# [Exercise brief]
All lines holding the string "this" are to be shown.

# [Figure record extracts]
* BEGIN *

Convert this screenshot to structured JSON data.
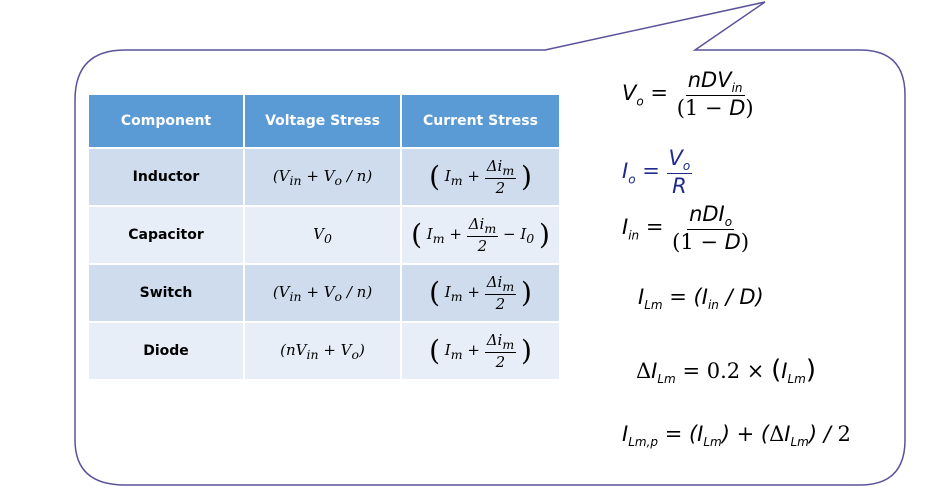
{
  "table": {
    "headers": [
      "Component",
      "Voltage Stress",
      "Current Stress"
    ],
    "rows": [
      {
        "component": "Inductor",
        "voltage": "(V_in + V_o / n)",
        "current": "(I_m + Δi_m / 2)"
      },
      {
        "component": "Capacitor",
        "voltage": "V_0",
        "current": "(I_m + Δi_m / 2 − I_0)"
      },
      {
        "component": "Switch",
        "voltage": "(V_in + V_o / n)",
        "current": "(I_m + Δi_m / 2)"
      },
      {
        "component": "Diode",
        "voltage": "(nV_in + V_o)",
        "current": "(I_m + Δi_m / 2)"
      }
    ]
  },
  "equations": [
    "V_o = nDV_in / (1 − D)",
    "I_o = V_o / R",
    "I_in = nDI_o / (1 − D)",
    "I_Lm = (I_in / D)",
    "ΔI_Lm = 0.2 × (I_Lm)",
    "I_Lm,p = (I_Lm) + (ΔI_Lm) / 2"
  ],
  "colors": {
    "header_bg": "#5b9bd5",
    "row_dark": "#cfdcee",
    "row_light": "#e8eef7",
    "bubble_outline": "#5a5399",
    "io_equation": "#1f2a8c"
  }
}
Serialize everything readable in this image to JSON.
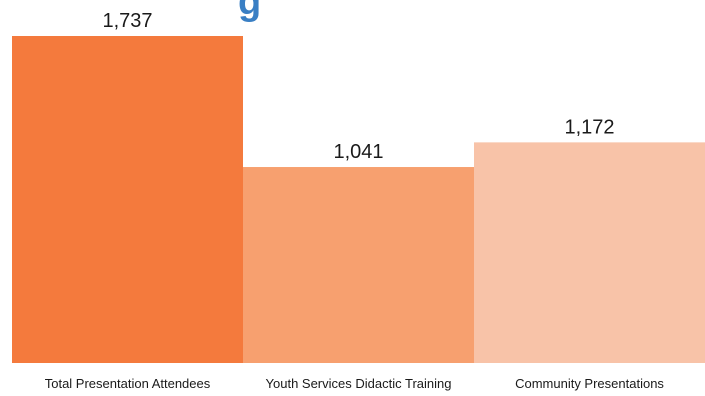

* END *

# [Worked solution]
Convert this screenshot to structured JSON data.
Serialize everything readable in this image to JSON.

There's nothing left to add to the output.